──────── Input rows ────────

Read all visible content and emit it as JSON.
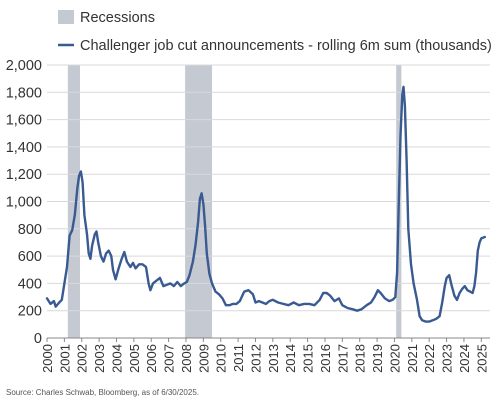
{
  "chart_data": {
    "type": "line",
    "legend": {
      "recession_label": "Recessions",
      "series_label": "Challenger job cut announcements - rolling 6m sum (thousands)",
      "placement": "top"
    },
    "colors": {
      "line": "#3a5a92",
      "recession": "#c5c9d2",
      "grid": "#d9d9d9",
      "axis": "#888888"
    },
    "ylim": [
      0,
      2000
    ],
    "y_ticks": [
      0,
      200,
      400,
      600,
      800,
      1000,
      1200,
      1400,
      1600,
      1800,
      2000
    ],
    "y_tick_labels": [
      "0",
      "200",
      "400",
      "600",
      "800",
      "1,000",
      "1,200",
      "1,400",
      "1,600",
      "1,800",
      "2,000"
    ],
    "xlim": [
      2000,
      2025.5
    ],
    "x_ticks": [
      2000,
      2001,
      2002,
      2003,
      2004,
      2005,
      2006,
      2007,
      2008,
      2009,
      2010,
      2011,
      2012,
      2013,
      2014,
      2015,
      2016,
      2017,
      2018,
      2019,
      2020,
      2021,
      2022,
      2023,
      2024,
      2025
    ],
    "x_tick_labels": [
      "2000",
      "2001",
      "2002",
      "2003",
      "2004",
      "2005",
      "2006",
      "2007",
      "2008",
      "2009",
      "2010",
      "2011",
      "2012",
      "2013",
      "2014",
      "2015",
      "2016",
      "2017",
      "2018",
      "2019",
      "2020",
      "2021",
      "2022",
      "2023",
      "2024",
      "2025"
    ],
    "grid": "horizontal",
    "recessions": [
      [
        2001.2,
        2001.9
      ],
      [
        2007.95,
        2009.5
      ],
      [
        2020.1,
        2020.4
      ]
    ],
    "series": [
      {
        "name": "Challenger job cut announcements - rolling 6m sum (thousands)",
        "points": [
          [
            2000.0,
            290
          ],
          [
            2000.2,
            250
          ],
          [
            2000.4,
            270
          ],
          [
            2000.5,
            230
          ],
          [
            2000.7,
            260
          ],
          [
            2000.85,
            280
          ],
          [
            2001.0,
            400
          ],
          [
            2001.15,
            520
          ],
          [
            2001.3,
            750
          ],
          [
            2001.45,
            790
          ],
          [
            2001.6,
            900
          ],
          [
            2001.75,
            1100
          ],
          [
            2001.85,
            1190
          ],
          [
            2001.95,
            1220
          ],
          [
            2002.05,
            1140
          ],
          [
            2002.15,
            900
          ],
          [
            2002.3,
            760
          ],
          [
            2002.4,
            620
          ],
          [
            2002.5,
            580
          ],
          [
            2002.6,
            680
          ],
          [
            2002.75,
            760
          ],
          [
            2002.85,
            780
          ],
          [
            2002.95,
            700
          ],
          [
            2003.1,
            600
          ],
          [
            2003.25,
            560
          ],
          [
            2003.4,
            620
          ],
          [
            2003.55,
            640
          ],
          [
            2003.7,
            600
          ],
          [
            2003.8,
            500
          ],
          [
            2003.95,
            430
          ],
          [
            2004.1,
            500
          ],
          [
            2004.3,
            580
          ],
          [
            2004.45,
            630
          ],
          [
            2004.6,
            560
          ],
          [
            2004.8,
            520
          ],
          [
            2004.95,
            550
          ],
          [
            2005.1,
            510
          ],
          [
            2005.3,
            540
          ],
          [
            2005.5,
            540
          ],
          [
            2005.7,
            520
          ],
          [
            2005.85,
            400
          ],
          [
            2005.95,
            350
          ],
          [
            2006.1,
            400
          ],
          [
            2006.3,
            420
          ],
          [
            2006.5,
            440
          ],
          [
            2006.7,
            380
          ],
          [
            2006.9,
            390
          ],
          [
            2007.1,
            400
          ],
          [
            2007.3,
            380
          ],
          [
            2007.5,
            410
          ],
          [
            2007.7,
            380
          ],
          [
            2007.9,
            400
          ],
          [
            2008.05,
            410
          ],
          [
            2008.2,
            460
          ],
          [
            2008.4,
            560
          ],
          [
            2008.55,
            680
          ],
          [
            2008.7,
            850
          ],
          [
            2008.8,
            1020
          ],
          [
            2008.9,
            1060
          ],
          [
            2009.0,
            980
          ],
          [
            2009.1,
            820
          ],
          [
            2009.2,
            620
          ],
          [
            2009.35,
            470
          ],
          [
            2009.5,
            400
          ],
          [
            2009.7,
            340
          ],
          [
            2009.9,
            320
          ],
          [
            2010.1,
            290
          ],
          [
            2010.3,
            240
          ],
          [
            2010.5,
            240
          ],
          [
            2010.7,
            250
          ],
          [
            2010.9,
            250
          ],
          [
            2011.1,
            270
          ],
          [
            2011.35,
            340
          ],
          [
            2011.6,
            350
          ],
          [
            2011.85,
            320
          ],
          [
            2012.0,
            260
          ],
          [
            2012.2,
            270
          ],
          [
            2012.4,
            260
          ],
          [
            2012.6,
            250
          ],
          [
            2012.8,
            270
          ],
          [
            2013.0,
            280
          ],
          [
            2013.3,
            260
          ],
          [
            2013.6,
            250
          ],
          [
            2013.9,
            240
          ],
          [
            2014.2,
            260
          ],
          [
            2014.5,
            240
          ],
          [
            2014.8,
            250
          ],
          [
            2015.1,
            250
          ],
          [
            2015.4,
            240
          ],
          [
            2015.7,
            280
          ],
          [
            2015.9,
            330
          ],
          [
            2016.1,
            330
          ],
          [
            2016.3,
            310
          ],
          [
            2016.55,
            270
          ],
          [
            2016.8,
            290
          ],
          [
            2017.0,
            240
          ],
          [
            2017.3,
            220
          ],
          [
            2017.6,
            210
          ],
          [
            2017.85,
            200
          ],
          [
            2018.1,
            210
          ],
          [
            2018.4,
            240
          ],
          [
            2018.65,
            260
          ],
          [
            2018.85,
            300
          ],
          [
            2019.05,
            350
          ],
          [
            2019.2,
            330
          ],
          [
            2019.45,
            290
          ],
          [
            2019.7,
            270
          ],
          [
            2019.9,
            280
          ],
          [
            2020.05,
            300
          ],
          [
            2020.15,
            480
          ],
          [
            2020.25,
            1000
          ],
          [
            2020.35,
            1480
          ],
          [
            2020.45,
            1780
          ],
          [
            2020.52,
            1840
          ],
          [
            2020.6,
            1700
          ],
          [
            2020.7,
            1300
          ],
          [
            2020.8,
            800
          ],
          [
            2020.95,
            540
          ],
          [
            2021.1,
            400
          ],
          [
            2021.3,
            280
          ],
          [
            2021.45,
            160
          ],
          [
            2021.6,
            130
          ],
          [
            2021.8,
            120
          ],
          [
            2022.0,
            120
          ],
          [
            2022.2,
            130
          ],
          [
            2022.4,
            140
          ],
          [
            2022.6,
            160
          ],
          [
            2022.75,
            260
          ],
          [
            2022.9,
            380
          ],
          [
            2023.0,
            440
          ],
          [
            2023.15,
            460
          ],
          [
            2023.3,
            380
          ],
          [
            2023.45,
            310
          ],
          [
            2023.6,
            280
          ],
          [
            2023.75,
            330
          ],
          [
            2023.9,
            360
          ],
          [
            2024.05,
            380
          ],
          [
            2024.2,
            350
          ],
          [
            2024.35,
            340
          ],
          [
            2024.5,
            330
          ],
          [
            2024.6,
            380
          ],
          [
            2024.7,
            480
          ],
          [
            2024.8,
            640
          ],
          [
            2024.9,
            700
          ],
          [
            2025.0,
            730
          ],
          [
            2025.2,
            740
          ]
        ]
      }
    ]
  },
  "footer": {
    "source": "Source: Charles Schwab, Bloomberg, as of 6/30/2025."
  }
}
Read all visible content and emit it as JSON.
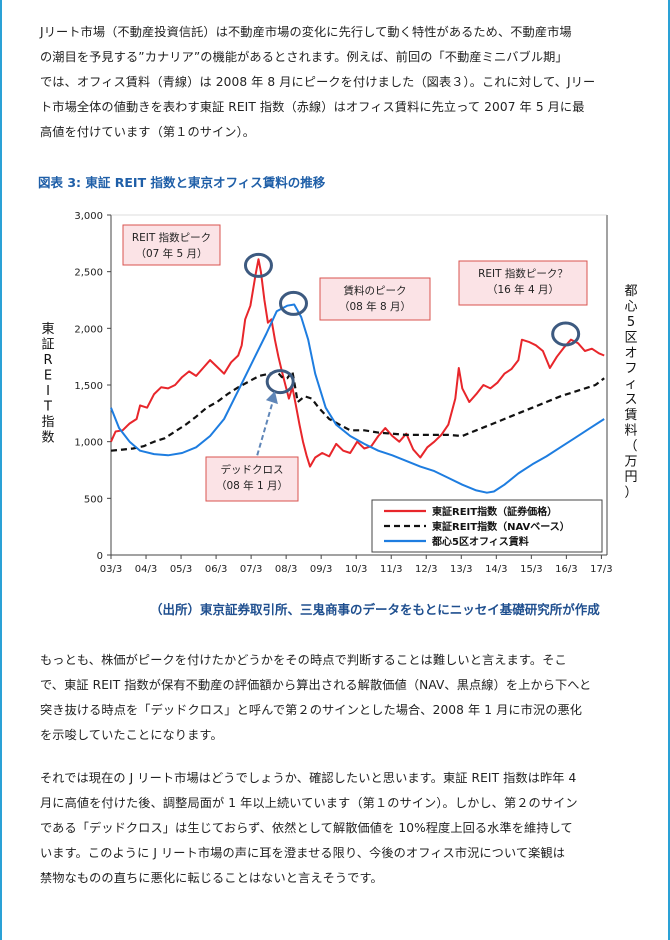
{
  "paragraphs": {
    "intro": [
      "Jリート市場（不動産投資信託）は不動産市場の変化に先行して動く特性があるため、不動産市場",
      "の潮目を予見する”カナリア”の機能があるとされます。例えば、前回の「不動産ミニバブル期」",
      "では、オフィス賃料（青線）は 2008 年 8 月にピークを付けました（図表３）。これに対して、Jリー",
      "ト市場全体の値動きを表わす東証 REIT 指数（赤線）はオフィス賃料に先立って 2007 年 5 月に最",
      "高値を付けています（第１のサイン）。"
    ],
    "middle": [
      "もっとも、株価がピークを付けたかどうかをその時点で判断することは難しいと言えます。そこ",
      "で、東証 REIT 指数が保有不動産の評価額から算出される解散価値（NAV、黒点線）を上から下へと",
      "突き抜ける時点を「デッドクロス」と呼んで第２のサインとした場合、2008 年 1 月に市況の悪化",
      "を示唆していたことになります。"
    ],
    "last": [
      "それでは現在の J リート市場はどうでしょうか、確認したいと思います。東証 REIT 指数は昨年 4",
      "月に高値を付けた後、調整局面が 1 年以上続いています（第１のサイン）。しかし、第２のサイン",
      "である「デッドクロス」は生じておらず、依然として解散価値を 10%程度上回る水準を維持して",
      "います。このように J リート市場の声に耳を澄ませる限り、今後のオフィス市況について楽観は",
      "禁物なものの直ちに悪化に転じることはないと言えそうです。"
    ]
  },
  "figure": {
    "title": "図表 3: 東証 REIT 指数と東京オフィス賃料の推移",
    "source": "（出所）東京証券取引所、三鬼商事のデータをもとにニッセイ基礎研究所が作成"
  },
  "chart_data": {
    "type": "line",
    "ylabel_left": "東証REIT指数",
    "ylabel_right": "都心5区オフィス賃料（万円）",
    "ylim": [
      0,
      3000
    ],
    "yticks": [
      "0",
      "500",
      "1,000",
      "1,500",
      "2,000",
      "2,500",
      "3,000"
    ],
    "xlim": [
      2003.17,
      2017.33
    ],
    "xticks": [
      {
        "label": "03/3",
        "x": 2003.17
      },
      {
        "label": "04/3",
        "x": 2004.17
      },
      {
        "label": "05/3",
        "x": 2005.17
      },
      {
        "label": "06/3",
        "x": 2006.17
      },
      {
        "label": "07/3",
        "x": 2007.17
      },
      {
        "label": "08/3",
        "x": 2008.17
      },
      {
        "label": "09/3",
        "x": 2009.17
      },
      {
        "label": "10/3",
        "x": 2010.17
      },
      {
        "label": "11/3",
        "x": 2011.17
      },
      {
        "label": "12/3",
        "x": 2012.17
      },
      {
        "label": "13/3",
        "x": 2013.17
      },
      {
        "label": "14/3",
        "x": 2014.17
      },
      {
        "label": "15/3",
        "x": 2015.17
      },
      {
        "label": "16/3",
        "x": 2016.17
      },
      {
        "label": "17/3",
        "x": 2017.17
      }
    ],
    "grid": false,
    "legend_position": "bottom-right",
    "series": [
      {
        "name": "東証REIT指数（証券価格）",
        "color": "#e8262b",
        "dash": "solid",
        "points": [
          [
            2003.17,
            1000
          ],
          [
            2003.3,
            1090
          ],
          [
            2003.5,
            1100
          ],
          [
            2003.7,
            1160
          ],
          [
            2003.9,
            1200
          ],
          [
            2004.0,
            1320
          ],
          [
            2004.2,
            1300
          ],
          [
            2004.4,
            1420
          ],
          [
            2004.6,
            1480
          ],
          [
            2004.8,
            1470
          ],
          [
            2005.0,
            1500
          ],
          [
            2005.2,
            1570
          ],
          [
            2005.4,
            1620
          ],
          [
            2005.6,
            1580
          ],
          [
            2005.8,
            1650
          ],
          [
            2006.0,
            1720
          ],
          [
            2006.2,
            1660
          ],
          [
            2006.4,
            1600
          ],
          [
            2006.6,
            1700
          ],
          [
            2006.8,
            1760
          ],
          [
            2006.9,
            1850
          ],
          [
            2007.0,
            2080
          ],
          [
            2007.15,
            2200
          ],
          [
            2007.3,
            2480
          ],
          [
            2007.38,
            2610
          ],
          [
            2007.45,
            2500
          ],
          [
            2007.55,
            2250
          ],
          [
            2007.65,
            2050
          ],
          [
            2007.75,
            2080
          ],
          [
            2007.85,
            1900
          ],
          [
            2007.95,
            1750
          ],
          [
            2008.05,
            1620
          ],
          [
            2008.15,
            1500
          ],
          [
            2008.25,
            1380
          ],
          [
            2008.35,
            1480
          ],
          [
            2008.45,
            1320
          ],
          [
            2008.55,
            1150
          ],
          [
            2008.65,
            1000
          ],
          [
            2008.75,
            880
          ],
          [
            2008.85,
            780
          ],
          [
            2009.0,
            860
          ],
          [
            2009.2,
            900
          ],
          [
            2009.4,
            870
          ],
          [
            2009.6,
            980
          ],
          [
            2009.8,
            920
          ],
          [
            2010.0,
            900
          ],
          [
            2010.2,
            1000
          ],
          [
            2010.4,
            940
          ],
          [
            2010.6,
            960
          ],
          [
            2010.8,
            1050
          ],
          [
            2011.0,
            1120
          ],
          [
            2011.2,
            1050
          ],
          [
            2011.4,
            1000
          ],
          [
            2011.6,
            1070
          ],
          [
            2011.8,
            930
          ],
          [
            2012.0,
            860
          ],
          [
            2012.2,
            950
          ],
          [
            2012.4,
            1000
          ],
          [
            2012.6,
            1060
          ],
          [
            2012.8,
            1150
          ],
          [
            2013.0,
            1380
          ],
          [
            2013.1,
            1650
          ],
          [
            2013.2,
            1470
          ],
          [
            2013.4,
            1350
          ],
          [
            2013.6,
            1420
          ],
          [
            2013.8,
            1500
          ],
          [
            2014.0,
            1470
          ],
          [
            2014.2,
            1520
          ],
          [
            2014.4,
            1600
          ],
          [
            2014.6,
            1640
          ],
          [
            2014.8,
            1720
          ],
          [
            2014.9,
            1900
          ],
          [
            2015.1,
            1880
          ],
          [
            2015.3,
            1850
          ],
          [
            2015.5,
            1800
          ],
          [
            2015.7,
            1650
          ],
          [
            2015.9,
            1750
          ],
          [
            2016.1,
            1830
          ],
          [
            2016.3,
            1900
          ],
          [
            2016.5,
            1870
          ],
          [
            2016.7,
            1800
          ],
          [
            2016.9,
            1820
          ],
          [
            2017.1,
            1780
          ],
          [
            2017.25,
            1760
          ]
        ]
      },
      {
        "name": "東証REIT指数（NAVベース）",
        "color": "#111111",
        "dash": "dashed",
        "points": [
          [
            2003.17,
            920
          ],
          [
            2003.5,
            930
          ],
          [
            2003.8,
            940
          ],
          [
            2004.1,
            960
          ],
          [
            2004.4,
            1000
          ],
          [
            2004.7,
            1030
          ],
          [
            2005.0,
            1090
          ],
          [
            2005.3,
            1150
          ],
          [
            2005.6,
            1220
          ],
          [
            2005.9,
            1300
          ],
          [
            2006.2,
            1350
          ],
          [
            2006.5,
            1420
          ],
          [
            2006.8,
            1480
          ],
          [
            2007.1,
            1530
          ],
          [
            2007.4,
            1580
          ],
          [
            2007.7,
            1600
          ],
          [
            2007.9,
            1620
          ],
          [
            2008.05,
            1570
          ],
          [
            2008.2,
            1560
          ],
          [
            2008.35,
            1620
          ],
          [
            2008.5,
            1350
          ],
          [
            2008.7,
            1400
          ],
          [
            2008.9,
            1380
          ],
          [
            2009.1,
            1300
          ],
          [
            2009.4,
            1200
          ],
          [
            2009.7,
            1150
          ],
          [
            2010.0,
            1100
          ],
          [
            2010.4,
            1100
          ],
          [
            2010.8,
            1080
          ],
          [
            2011.2,
            1070
          ],
          [
            2011.6,
            1060
          ],
          [
            2012.0,
            1060
          ],
          [
            2012.4,
            1060
          ],
          [
            2012.8,
            1060
          ],
          [
            2013.2,
            1050
          ],
          [
            2013.6,
            1100
          ],
          [
            2014.0,
            1150
          ],
          [
            2014.4,
            1200
          ],
          [
            2014.8,
            1250
          ],
          [
            2015.2,
            1300
          ],
          [
            2015.6,
            1350
          ],
          [
            2016.0,
            1400
          ],
          [
            2016.4,
            1440
          ],
          [
            2016.8,
            1480
          ],
          [
            2017.0,
            1500
          ],
          [
            2017.25,
            1560
          ]
        ]
      },
      {
        "name": "都心5区オフィス賃料",
        "color": "#1e7de0",
        "dash": "solid",
        "points": [
          [
            2003.17,
            1300
          ],
          [
            2003.4,
            1120
          ],
          [
            2003.7,
            1000
          ],
          [
            2004.0,
            920
          ],
          [
            2004.4,
            890
          ],
          [
            2004.8,
            880
          ],
          [
            2005.2,
            900
          ],
          [
            2005.6,
            950
          ],
          [
            2006.0,
            1050
          ],
          [
            2006.4,
            1200
          ],
          [
            2006.8,
            1450
          ],
          [
            2007.2,
            1700
          ],
          [
            2007.6,
            1950
          ],
          [
            2007.9,
            2150
          ],
          [
            2008.2,
            2200
          ],
          [
            2008.4,
            2210
          ],
          [
            2008.6,
            2100
          ],
          [
            2008.8,
            1900
          ],
          [
            2009.0,
            1600
          ],
          [
            2009.3,
            1300
          ],
          [
            2009.6,
            1150
          ],
          [
            2010.0,
            1050
          ],
          [
            2010.4,
            980
          ],
          [
            2010.8,
            920
          ],
          [
            2011.2,
            880
          ],
          [
            2011.6,
            830
          ],
          [
            2012.0,
            780
          ],
          [
            2012.4,
            740
          ],
          [
            2012.8,
            680
          ],
          [
            2013.2,
            620
          ],
          [
            2013.6,
            570
          ],
          [
            2013.9,
            550
          ],
          [
            2014.1,
            560
          ],
          [
            2014.4,
            620
          ],
          [
            2014.8,
            720
          ],
          [
            2015.2,
            800
          ],
          [
            2015.6,
            870
          ],
          [
            2016.0,
            950
          ],
          [
            2016.4,
            1030
          ],
          [
            2016.8,
            1110
          ],
          [
            2017.25,
            1200
          ]
        ]
      }
    ],
    "annotations": [
      {
        "lines": [
          "REIT 指数ピーク",
          "（07 年 5 月）"
        ]
      },
      {
        "lines": [
          "賃料のピーク",
          "（08 年 8 月）"
        ]
      },
      {
        "lines": [
          "REIT 指数ピーク？",
          "（16 年 4 月）"
        ]
      },
      {
        "lines": [
          "デッドクロス",
          "（08 年 1 月）"
        ]
      }
    ]
  }
}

────────

▶ _Instruction_
Find every line in the entries that includes the word "thousands", then state how many there are and nothing else.

▶ _Response to the task_
2